**Required task**
Find each line that has the string "name" and give the total, with nothing else.

**Supplied data**
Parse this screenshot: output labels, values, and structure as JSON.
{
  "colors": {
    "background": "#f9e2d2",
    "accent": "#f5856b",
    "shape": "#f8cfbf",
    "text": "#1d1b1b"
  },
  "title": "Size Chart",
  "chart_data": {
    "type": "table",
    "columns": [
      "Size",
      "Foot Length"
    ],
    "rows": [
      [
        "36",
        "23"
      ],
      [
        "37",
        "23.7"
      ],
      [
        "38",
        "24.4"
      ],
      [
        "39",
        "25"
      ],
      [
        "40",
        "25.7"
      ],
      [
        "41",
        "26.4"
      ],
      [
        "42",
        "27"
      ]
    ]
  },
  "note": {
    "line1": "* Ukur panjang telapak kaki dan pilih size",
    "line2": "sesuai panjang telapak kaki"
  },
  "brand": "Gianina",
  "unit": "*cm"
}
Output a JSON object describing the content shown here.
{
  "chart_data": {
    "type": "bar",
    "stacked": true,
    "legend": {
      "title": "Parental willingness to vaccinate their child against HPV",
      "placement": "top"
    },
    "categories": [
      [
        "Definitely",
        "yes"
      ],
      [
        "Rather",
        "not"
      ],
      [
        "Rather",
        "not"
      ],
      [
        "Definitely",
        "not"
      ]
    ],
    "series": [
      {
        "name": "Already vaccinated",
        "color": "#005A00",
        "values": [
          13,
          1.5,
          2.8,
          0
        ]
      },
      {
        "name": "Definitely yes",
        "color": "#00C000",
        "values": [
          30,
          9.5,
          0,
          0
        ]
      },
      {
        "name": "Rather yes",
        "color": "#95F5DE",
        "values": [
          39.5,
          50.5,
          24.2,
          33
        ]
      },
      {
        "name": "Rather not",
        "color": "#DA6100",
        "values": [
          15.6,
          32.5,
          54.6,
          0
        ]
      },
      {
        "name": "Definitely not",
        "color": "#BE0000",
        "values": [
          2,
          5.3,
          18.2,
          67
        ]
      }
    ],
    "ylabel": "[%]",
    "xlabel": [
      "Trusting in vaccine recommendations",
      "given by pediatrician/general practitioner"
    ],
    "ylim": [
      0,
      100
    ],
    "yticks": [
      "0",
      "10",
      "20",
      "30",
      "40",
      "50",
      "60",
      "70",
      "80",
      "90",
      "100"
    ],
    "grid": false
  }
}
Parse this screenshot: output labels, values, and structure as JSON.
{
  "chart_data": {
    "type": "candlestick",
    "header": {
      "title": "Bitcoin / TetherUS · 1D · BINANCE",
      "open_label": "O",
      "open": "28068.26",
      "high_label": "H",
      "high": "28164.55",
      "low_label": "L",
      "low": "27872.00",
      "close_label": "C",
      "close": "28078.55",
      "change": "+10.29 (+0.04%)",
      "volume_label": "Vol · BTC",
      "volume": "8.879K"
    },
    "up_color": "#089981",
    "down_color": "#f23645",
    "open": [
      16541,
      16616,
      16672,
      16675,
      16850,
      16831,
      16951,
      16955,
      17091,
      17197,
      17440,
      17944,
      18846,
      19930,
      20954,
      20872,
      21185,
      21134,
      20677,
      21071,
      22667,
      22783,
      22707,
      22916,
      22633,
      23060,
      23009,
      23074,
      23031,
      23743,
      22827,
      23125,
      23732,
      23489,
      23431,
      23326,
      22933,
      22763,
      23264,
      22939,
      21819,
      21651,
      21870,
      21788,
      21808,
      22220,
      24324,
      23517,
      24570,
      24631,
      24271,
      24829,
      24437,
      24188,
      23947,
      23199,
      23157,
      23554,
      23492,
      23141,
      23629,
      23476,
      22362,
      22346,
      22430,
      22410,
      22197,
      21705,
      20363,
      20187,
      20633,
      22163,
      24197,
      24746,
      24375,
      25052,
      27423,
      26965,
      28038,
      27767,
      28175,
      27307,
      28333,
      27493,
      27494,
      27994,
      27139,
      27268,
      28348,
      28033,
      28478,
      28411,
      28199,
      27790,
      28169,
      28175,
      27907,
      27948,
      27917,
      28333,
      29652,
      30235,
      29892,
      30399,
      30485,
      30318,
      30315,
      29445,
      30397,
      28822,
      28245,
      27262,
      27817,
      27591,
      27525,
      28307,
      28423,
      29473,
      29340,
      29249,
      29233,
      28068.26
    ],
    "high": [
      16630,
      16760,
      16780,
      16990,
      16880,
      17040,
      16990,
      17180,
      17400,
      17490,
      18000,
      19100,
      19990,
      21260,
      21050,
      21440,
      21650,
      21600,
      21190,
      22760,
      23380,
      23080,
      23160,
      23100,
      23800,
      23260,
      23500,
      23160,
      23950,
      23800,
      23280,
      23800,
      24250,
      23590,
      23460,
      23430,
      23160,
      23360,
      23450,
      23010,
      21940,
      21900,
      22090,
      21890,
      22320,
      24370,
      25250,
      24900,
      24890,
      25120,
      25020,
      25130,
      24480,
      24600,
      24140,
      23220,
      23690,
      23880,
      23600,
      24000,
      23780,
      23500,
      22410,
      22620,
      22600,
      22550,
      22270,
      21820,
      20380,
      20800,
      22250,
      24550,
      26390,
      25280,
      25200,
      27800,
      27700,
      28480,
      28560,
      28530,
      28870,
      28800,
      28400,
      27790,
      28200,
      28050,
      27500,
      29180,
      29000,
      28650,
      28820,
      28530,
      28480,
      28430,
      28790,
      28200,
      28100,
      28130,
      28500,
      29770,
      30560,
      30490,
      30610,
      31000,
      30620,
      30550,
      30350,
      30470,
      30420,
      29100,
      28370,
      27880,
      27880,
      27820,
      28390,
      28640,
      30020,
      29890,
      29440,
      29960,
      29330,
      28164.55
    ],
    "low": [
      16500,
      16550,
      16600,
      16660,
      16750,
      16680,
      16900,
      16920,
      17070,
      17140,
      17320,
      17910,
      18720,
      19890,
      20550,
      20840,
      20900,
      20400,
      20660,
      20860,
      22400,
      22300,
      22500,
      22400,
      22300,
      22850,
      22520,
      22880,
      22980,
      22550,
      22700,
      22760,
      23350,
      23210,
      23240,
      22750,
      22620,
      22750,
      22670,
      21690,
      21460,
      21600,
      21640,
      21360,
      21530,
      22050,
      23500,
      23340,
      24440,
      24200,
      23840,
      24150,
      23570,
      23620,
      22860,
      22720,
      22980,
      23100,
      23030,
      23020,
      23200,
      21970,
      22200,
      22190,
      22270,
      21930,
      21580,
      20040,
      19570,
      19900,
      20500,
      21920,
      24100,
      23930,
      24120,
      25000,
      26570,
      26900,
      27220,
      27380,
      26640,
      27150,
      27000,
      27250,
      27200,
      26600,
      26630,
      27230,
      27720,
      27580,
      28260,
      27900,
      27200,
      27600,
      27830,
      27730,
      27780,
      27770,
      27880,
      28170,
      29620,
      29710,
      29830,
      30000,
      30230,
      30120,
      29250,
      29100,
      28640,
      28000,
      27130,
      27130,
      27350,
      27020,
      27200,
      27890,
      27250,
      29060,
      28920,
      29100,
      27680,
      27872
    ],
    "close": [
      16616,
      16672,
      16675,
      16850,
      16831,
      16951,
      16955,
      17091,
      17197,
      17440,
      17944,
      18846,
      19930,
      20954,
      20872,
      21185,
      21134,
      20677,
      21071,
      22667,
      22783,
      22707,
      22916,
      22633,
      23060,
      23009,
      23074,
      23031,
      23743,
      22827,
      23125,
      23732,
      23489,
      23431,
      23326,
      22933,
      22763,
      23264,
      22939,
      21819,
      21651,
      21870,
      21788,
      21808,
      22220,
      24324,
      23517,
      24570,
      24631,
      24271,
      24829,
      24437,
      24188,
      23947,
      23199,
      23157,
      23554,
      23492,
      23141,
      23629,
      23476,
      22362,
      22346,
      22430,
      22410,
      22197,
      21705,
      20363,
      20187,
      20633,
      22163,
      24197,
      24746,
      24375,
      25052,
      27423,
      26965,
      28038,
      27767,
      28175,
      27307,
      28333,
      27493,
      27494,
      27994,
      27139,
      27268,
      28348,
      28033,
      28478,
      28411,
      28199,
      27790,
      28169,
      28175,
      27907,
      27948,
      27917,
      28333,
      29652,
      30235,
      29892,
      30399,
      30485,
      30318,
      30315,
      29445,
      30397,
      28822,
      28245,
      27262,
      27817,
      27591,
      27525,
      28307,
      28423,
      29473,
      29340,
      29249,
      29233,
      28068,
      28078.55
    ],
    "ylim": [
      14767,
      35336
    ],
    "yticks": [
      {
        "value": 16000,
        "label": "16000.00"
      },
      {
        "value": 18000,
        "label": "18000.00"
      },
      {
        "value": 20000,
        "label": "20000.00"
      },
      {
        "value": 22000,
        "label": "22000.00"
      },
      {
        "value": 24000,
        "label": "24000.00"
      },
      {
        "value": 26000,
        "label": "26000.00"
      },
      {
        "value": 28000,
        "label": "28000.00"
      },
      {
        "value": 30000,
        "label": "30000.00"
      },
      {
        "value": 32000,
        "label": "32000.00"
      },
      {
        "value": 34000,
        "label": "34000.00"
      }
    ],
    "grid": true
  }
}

**Answer for the task**
5